* [Records for the task]
* * * * *

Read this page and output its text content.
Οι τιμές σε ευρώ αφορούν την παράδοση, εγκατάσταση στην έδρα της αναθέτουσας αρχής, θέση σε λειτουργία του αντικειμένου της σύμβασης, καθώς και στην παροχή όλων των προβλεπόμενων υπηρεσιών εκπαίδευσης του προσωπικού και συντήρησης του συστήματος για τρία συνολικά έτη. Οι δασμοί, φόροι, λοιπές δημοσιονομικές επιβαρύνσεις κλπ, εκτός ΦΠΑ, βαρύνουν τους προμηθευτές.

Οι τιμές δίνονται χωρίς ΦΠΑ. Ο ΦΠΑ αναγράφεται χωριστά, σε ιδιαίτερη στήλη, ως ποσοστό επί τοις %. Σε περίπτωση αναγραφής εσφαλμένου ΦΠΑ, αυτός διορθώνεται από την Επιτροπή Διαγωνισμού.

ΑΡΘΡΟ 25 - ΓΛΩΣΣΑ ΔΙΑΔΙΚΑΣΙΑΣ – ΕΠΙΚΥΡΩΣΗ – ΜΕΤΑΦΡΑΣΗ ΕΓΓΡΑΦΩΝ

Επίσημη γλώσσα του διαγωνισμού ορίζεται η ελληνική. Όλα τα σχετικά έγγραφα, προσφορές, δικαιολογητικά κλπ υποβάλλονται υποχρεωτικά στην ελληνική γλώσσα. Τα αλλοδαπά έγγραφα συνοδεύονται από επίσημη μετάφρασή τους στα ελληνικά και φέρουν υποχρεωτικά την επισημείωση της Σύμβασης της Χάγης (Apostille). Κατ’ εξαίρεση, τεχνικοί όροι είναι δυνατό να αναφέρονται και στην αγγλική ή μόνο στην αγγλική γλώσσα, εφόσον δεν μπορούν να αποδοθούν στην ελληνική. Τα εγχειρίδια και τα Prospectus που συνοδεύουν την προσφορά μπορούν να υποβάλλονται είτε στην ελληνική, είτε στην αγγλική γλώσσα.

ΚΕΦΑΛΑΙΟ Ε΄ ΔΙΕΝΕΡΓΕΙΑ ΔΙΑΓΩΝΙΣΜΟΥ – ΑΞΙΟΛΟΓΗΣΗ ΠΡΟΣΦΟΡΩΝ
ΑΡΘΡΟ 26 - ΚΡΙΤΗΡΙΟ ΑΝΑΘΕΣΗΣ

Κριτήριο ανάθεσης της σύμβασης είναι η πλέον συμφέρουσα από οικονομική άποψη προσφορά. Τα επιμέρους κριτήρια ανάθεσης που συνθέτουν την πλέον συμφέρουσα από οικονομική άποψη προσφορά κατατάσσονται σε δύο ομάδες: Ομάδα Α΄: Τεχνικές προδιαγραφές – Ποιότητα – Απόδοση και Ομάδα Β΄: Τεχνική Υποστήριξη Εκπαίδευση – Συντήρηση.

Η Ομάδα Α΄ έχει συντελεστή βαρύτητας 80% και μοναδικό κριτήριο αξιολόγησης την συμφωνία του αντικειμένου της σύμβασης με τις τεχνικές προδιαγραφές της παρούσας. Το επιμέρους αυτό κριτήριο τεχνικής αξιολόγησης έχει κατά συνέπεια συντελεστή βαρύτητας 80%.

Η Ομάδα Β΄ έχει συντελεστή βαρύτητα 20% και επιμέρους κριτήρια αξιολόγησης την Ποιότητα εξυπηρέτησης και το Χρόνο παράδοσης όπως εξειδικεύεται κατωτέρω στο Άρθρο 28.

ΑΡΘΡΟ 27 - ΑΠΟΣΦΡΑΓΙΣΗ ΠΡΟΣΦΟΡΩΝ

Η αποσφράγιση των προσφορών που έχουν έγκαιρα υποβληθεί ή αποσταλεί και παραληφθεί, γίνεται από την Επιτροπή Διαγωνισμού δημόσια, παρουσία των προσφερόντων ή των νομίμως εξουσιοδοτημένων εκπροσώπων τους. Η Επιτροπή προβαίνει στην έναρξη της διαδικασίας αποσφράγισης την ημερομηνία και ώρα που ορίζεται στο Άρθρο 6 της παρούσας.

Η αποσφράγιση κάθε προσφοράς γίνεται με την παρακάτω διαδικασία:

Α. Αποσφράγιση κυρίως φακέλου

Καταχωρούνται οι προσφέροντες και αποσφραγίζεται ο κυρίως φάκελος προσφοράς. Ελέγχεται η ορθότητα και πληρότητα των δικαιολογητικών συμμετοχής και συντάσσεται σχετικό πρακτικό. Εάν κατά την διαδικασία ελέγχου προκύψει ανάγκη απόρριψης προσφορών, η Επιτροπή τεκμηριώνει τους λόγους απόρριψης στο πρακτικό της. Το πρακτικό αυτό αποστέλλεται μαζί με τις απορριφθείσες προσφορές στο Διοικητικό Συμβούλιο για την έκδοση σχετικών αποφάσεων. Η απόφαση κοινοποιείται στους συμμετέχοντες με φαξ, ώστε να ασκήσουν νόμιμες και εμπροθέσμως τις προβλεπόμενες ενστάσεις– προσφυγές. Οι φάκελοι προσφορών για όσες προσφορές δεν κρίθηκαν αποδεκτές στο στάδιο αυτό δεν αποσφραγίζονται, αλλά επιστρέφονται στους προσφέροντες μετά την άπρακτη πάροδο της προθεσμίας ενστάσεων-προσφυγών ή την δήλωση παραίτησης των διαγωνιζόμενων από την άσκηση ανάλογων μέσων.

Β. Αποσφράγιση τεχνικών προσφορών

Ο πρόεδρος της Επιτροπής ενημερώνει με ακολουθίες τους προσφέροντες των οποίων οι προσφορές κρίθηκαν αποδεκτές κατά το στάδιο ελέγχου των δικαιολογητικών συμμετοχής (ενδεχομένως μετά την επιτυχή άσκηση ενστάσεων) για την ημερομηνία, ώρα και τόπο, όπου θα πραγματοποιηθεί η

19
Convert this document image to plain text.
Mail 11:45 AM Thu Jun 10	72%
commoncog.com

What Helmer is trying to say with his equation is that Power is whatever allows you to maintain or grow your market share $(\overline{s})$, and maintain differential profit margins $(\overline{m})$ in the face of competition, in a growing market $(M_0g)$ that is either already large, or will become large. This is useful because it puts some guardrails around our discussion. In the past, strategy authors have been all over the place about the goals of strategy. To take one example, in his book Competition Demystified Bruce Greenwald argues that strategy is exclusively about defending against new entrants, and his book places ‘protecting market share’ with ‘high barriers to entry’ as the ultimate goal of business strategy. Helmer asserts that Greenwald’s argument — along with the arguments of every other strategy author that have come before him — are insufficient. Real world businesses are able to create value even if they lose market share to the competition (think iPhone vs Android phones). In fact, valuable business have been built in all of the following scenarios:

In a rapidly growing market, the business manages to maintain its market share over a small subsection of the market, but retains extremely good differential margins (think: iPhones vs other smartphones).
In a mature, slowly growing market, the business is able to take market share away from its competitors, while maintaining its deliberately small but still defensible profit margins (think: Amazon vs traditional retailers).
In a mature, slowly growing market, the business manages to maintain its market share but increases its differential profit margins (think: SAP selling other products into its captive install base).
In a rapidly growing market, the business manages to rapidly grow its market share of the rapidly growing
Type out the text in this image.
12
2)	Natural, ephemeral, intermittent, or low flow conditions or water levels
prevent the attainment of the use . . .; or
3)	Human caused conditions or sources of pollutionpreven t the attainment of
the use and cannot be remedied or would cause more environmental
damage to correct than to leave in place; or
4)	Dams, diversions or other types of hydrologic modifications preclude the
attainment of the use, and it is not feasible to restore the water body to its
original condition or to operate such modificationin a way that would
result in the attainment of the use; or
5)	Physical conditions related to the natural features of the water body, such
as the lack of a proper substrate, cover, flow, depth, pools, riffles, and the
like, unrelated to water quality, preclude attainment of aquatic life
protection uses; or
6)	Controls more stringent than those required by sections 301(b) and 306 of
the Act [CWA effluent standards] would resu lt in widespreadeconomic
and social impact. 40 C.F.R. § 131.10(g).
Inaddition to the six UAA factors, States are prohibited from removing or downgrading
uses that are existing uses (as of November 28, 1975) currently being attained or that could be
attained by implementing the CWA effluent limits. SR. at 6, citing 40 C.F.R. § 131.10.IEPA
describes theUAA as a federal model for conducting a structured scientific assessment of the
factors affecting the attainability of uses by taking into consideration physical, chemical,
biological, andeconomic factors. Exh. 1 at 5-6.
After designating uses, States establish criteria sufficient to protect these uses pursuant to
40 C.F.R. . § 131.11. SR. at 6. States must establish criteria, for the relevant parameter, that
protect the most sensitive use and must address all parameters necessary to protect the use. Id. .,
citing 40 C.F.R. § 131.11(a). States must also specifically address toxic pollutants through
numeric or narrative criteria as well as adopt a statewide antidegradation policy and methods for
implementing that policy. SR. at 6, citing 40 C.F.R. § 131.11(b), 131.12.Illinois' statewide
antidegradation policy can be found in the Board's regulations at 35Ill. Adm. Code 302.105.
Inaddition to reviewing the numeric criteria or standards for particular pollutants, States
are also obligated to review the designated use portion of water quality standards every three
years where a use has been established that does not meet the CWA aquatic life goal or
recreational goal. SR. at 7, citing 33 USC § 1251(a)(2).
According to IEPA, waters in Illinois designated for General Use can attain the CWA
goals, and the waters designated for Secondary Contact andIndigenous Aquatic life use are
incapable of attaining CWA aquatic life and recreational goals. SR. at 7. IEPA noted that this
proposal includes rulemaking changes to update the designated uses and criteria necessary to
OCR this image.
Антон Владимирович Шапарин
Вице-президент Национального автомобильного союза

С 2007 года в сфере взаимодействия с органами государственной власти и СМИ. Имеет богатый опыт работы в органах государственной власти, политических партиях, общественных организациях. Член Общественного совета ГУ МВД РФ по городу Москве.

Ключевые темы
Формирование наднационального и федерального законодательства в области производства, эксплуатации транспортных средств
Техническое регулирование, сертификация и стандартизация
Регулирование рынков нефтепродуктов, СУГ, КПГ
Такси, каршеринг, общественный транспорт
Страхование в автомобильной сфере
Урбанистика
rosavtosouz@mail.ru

* * * * *

* [Problem to solve] Copy only this span: the line that contains "OCR this image.", the last line, and every line between them.

* [Completed task]
OCR this image.
Антон Владимирович Шапарин
Вице-президент Национального автомобильного союза

С 2007 года в сфере взаимодействия с органами государственной власти и СМИ. Имеет богатый опыт работы в органах государственной власти, политических партиях, общественных организациях. Член Общественного совета ГУ МВД РФ по городу Москве.

Ключевые темы
Формирование наднационального и федерального законодательства в области производства, эксплуатации транспортных средств
Техническое регулирование, сертификация и стандартизация
Регулирование рынков нефтепродуктов, СУГ, КПГ
Такси, каршеринг, общественный транспорт
Страхование в автомобильной сфере
Урбанистика
rosavtosouz@mail.ru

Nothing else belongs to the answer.